WHAT THIS TASK INVOLVES:
Report the count of lines below that include "title", without any other text.
**** INPUT RECORDS ****
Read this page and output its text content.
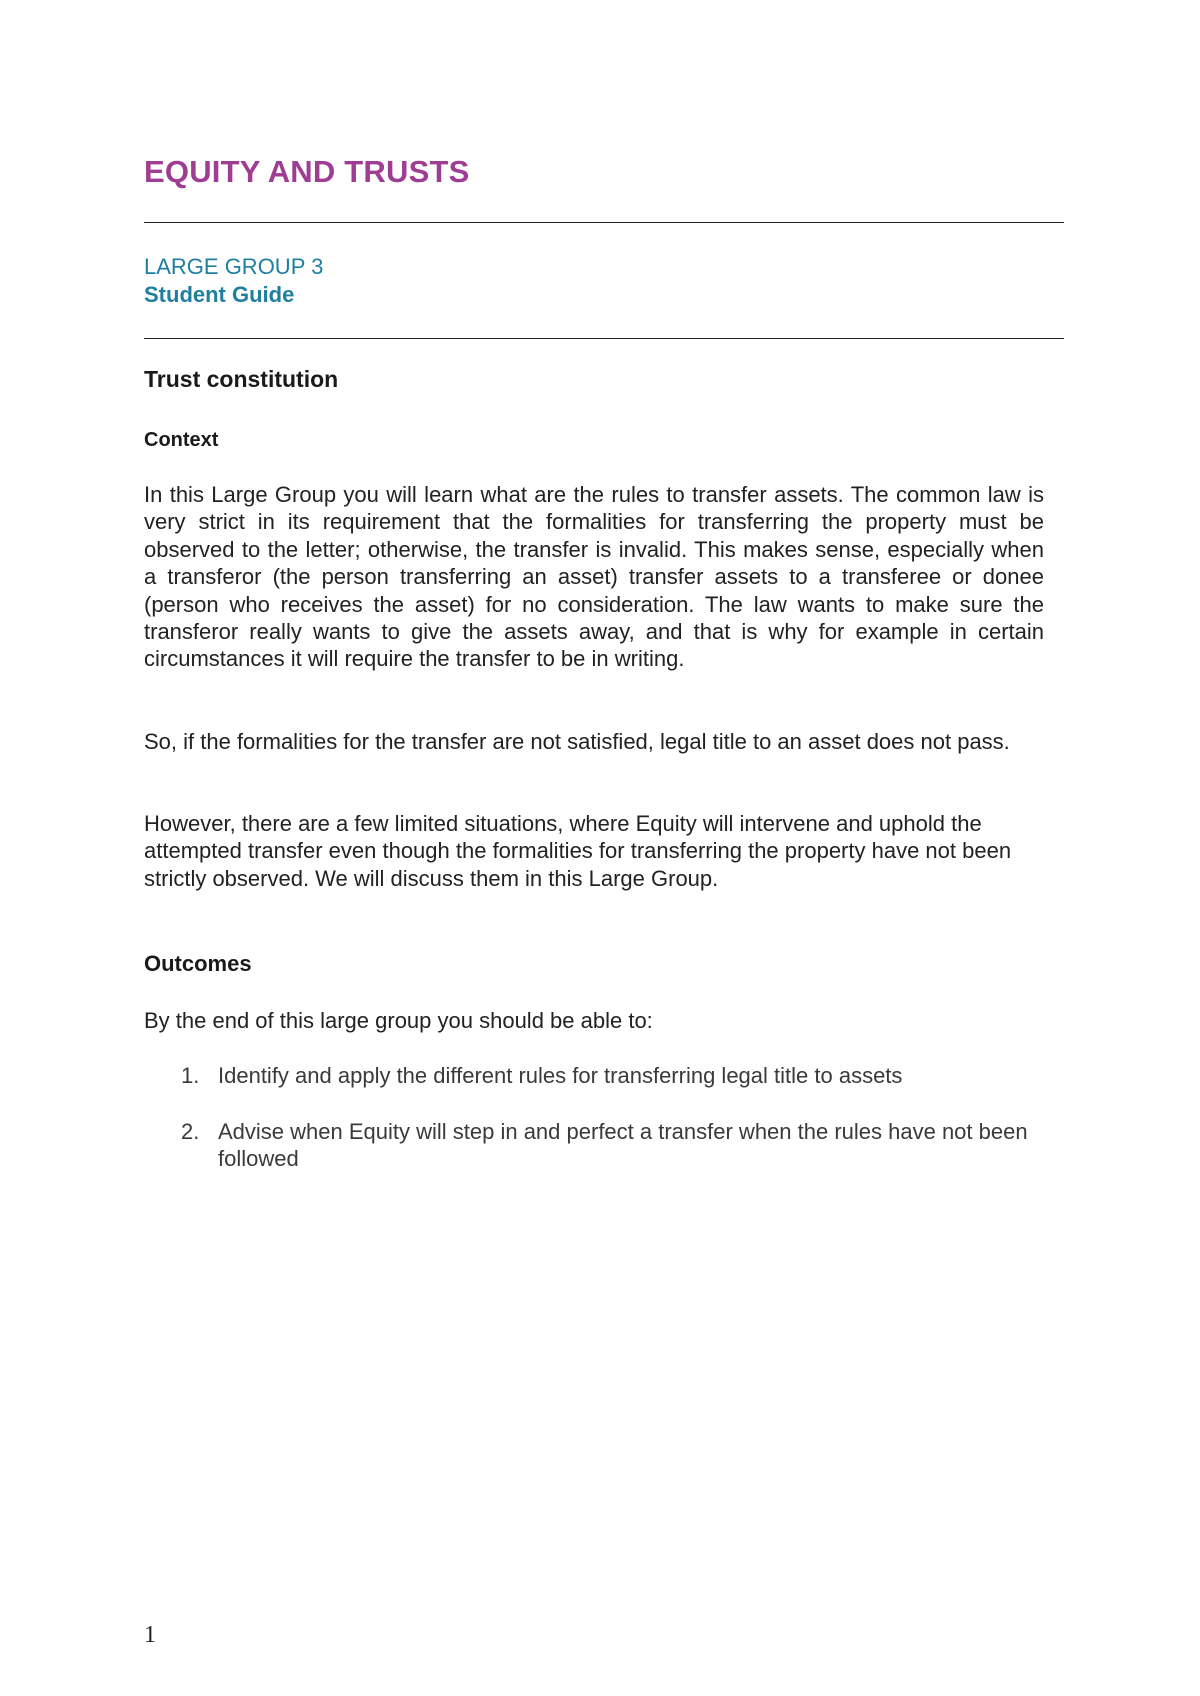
EQUITY AND TRUSTS
LARGE GROUP 3
Student Guide
Trust constitution
Context

In this Large Group you will learn what are the rules to transfer assets. The common law is very strict in its requirement that the formalities for transferring the property must be observed to the letter; otherwise, the transfer is invalid. This makes sense, especially when a transferor (the person transferring an asset) transfer assets to a transferee or donee (person who receives the asset) for no consideration. The law wants to make sure the transferor really wants to give the assets away, and that is why for example in certain circumstances it will require the transfer to be in writing.

So, if the formalities for the transfer are not satisfied, legal title to an asset does not pass.

However, there are a few limited situations, where Equity will intervene and uphold the attempted transfer even though the formalities for transferring the property have not been strictly observed. We will discuss them in this Large Group.

Outcomes

By the end of this large group you should be able to:

1. Identify and apply the different rules for transferring legal title to assets
2. Advise when Equity will step in and perfect a transfer when the rules have not been followed
1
****
REPLY:
2